**Required task:**
Leaving out the pictures, retype all the material exactly.

Entries taken from a collection:
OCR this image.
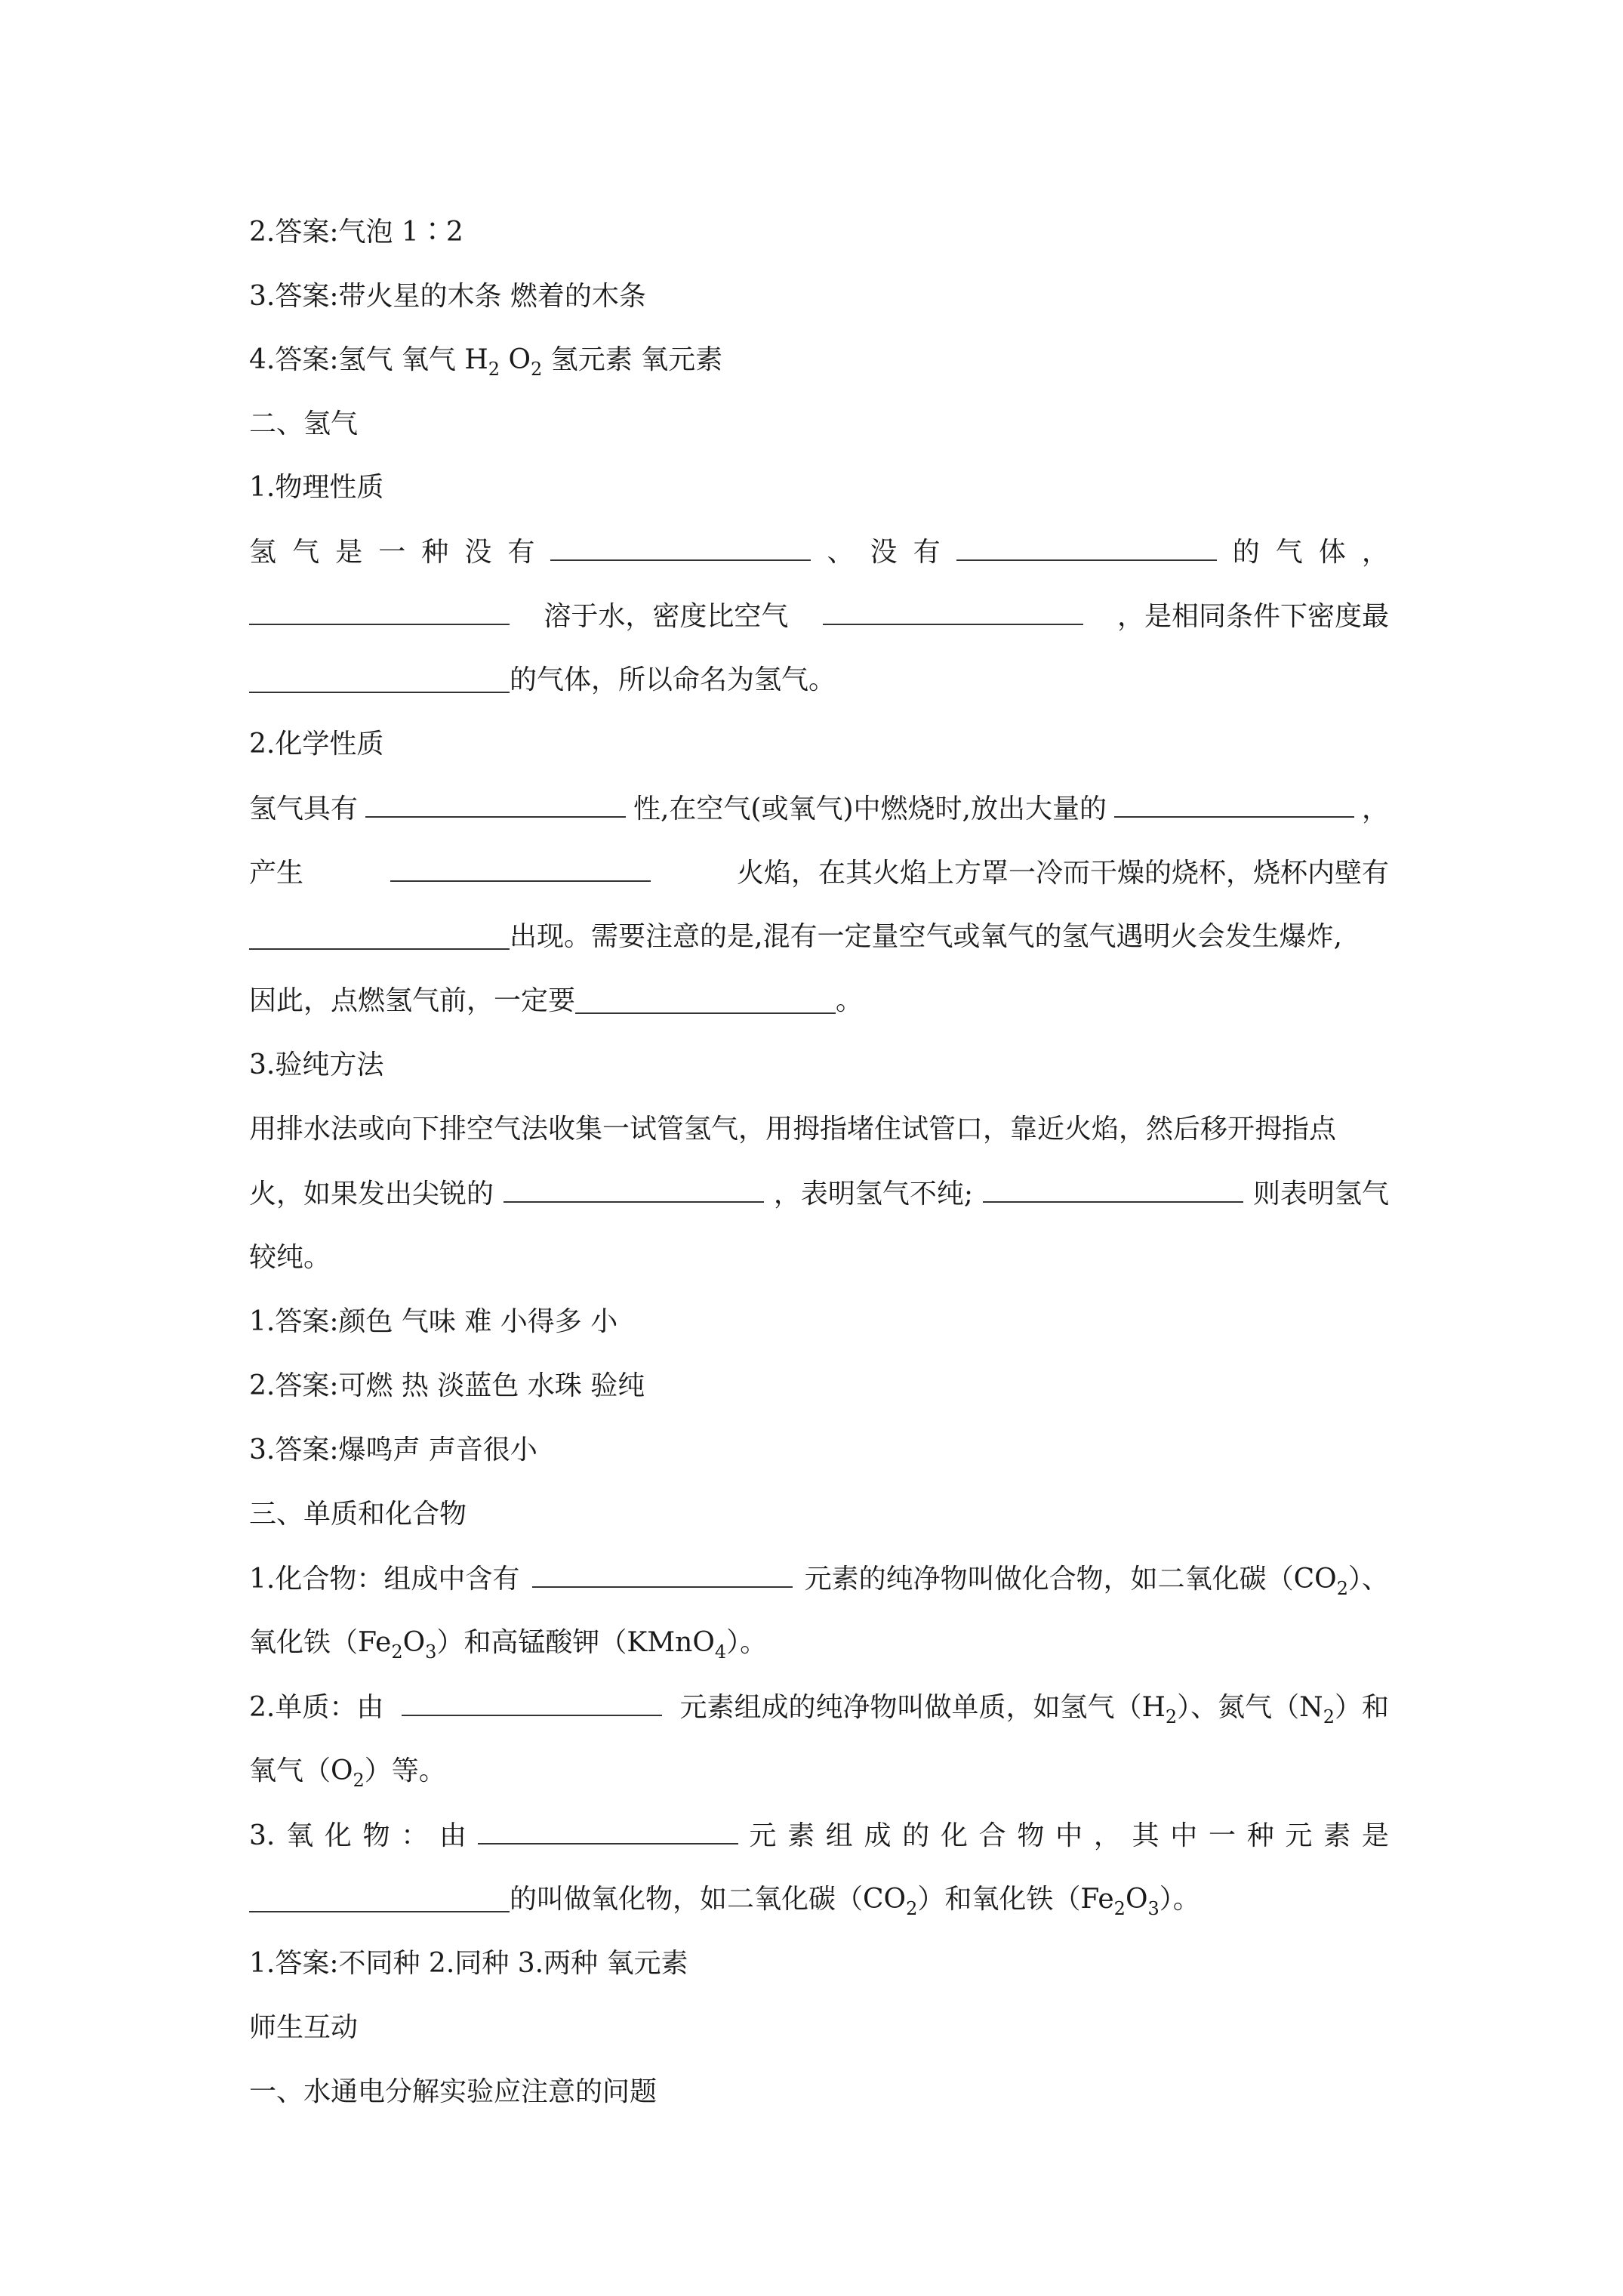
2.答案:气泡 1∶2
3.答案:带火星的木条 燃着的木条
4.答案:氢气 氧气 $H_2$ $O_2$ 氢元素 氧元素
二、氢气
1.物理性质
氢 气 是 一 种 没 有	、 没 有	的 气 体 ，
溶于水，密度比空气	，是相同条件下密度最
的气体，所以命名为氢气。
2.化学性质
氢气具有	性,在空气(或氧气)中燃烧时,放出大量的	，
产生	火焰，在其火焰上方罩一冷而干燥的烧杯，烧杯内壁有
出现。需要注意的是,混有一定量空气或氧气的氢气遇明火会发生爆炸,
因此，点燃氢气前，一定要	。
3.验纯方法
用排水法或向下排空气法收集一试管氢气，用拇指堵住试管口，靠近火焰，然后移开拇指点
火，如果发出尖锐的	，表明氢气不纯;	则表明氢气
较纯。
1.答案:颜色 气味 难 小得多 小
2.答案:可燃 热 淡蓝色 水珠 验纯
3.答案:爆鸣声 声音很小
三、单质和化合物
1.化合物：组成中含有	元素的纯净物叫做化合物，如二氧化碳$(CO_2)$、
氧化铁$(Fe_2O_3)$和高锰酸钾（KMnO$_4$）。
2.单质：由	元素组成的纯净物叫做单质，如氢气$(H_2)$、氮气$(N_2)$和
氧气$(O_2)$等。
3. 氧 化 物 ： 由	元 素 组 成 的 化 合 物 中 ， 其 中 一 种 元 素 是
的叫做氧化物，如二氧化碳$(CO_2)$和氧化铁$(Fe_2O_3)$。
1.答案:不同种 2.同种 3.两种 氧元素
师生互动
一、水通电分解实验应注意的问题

**Solved problem:**
OCR this image.
2.答案:气泡 1∶2
3.答案:带火星的木条 燃着的木条
4.答案:氢气 氧气 $H_2$ $O_2$ 氢元素 氧元素
二、氢气
1.物理性质
氢 气 是 一 种 没 有	、 没 有	的 气 体 ，
溶于水，密度比空气	，是相同条件下密度最
的气体，所以命名为氢气。
2.化学性质
氢气具有	性,在空气(或氧气)中燃烧时,放出大量的	，
产生	火焰，在其火焰上方罩一冷而干燥的烧杯，烧杯内壁有
出现。需要注意的是,混有一定量空气或氧气的氢气遇明火会发生爆炸,
因此，点燃氢气前，一定要	。
3.验纯方法
用排水法或向下排空气法收集一试管氢气，用拇指堵住试管口，靠近火焰，然后移开拇指点
火，如果发出尖锐的	，表明氢气不纯;	则表明氢气
较纯。
1.答案:颜色 气味 难 小得多 小
2.答案:可燃 热 淡蓝色 水珠 验纯
3.答案:爆鸣声 声音很小
三、单质和化合物
1.化合物：组成中含有	元素的纯净物叫做化合物，如二氧化碳$(CO_2)$、
氧化铁$(Fe_2O_3)$和高锰酸钾（KMnO$_4$）。
2.单质：由	元素组成的纯净物叫做单质，如氢气$(H_2)$、氮气$(N_2)$和
氧气$(O_2)$等。
3. 氧 化 物 ： 由	元 素 组 成 的 化 合 物 中 ， 其 中 一 种 元 素 是
的叫做氧化物，如二氧化碳$(CO_2)$和氧化铁$(Fe_2O_3)$。
1.答案:不同种 2.同种 3.两种 氧元素
师生互动
一、水通电分解实验应注意的问题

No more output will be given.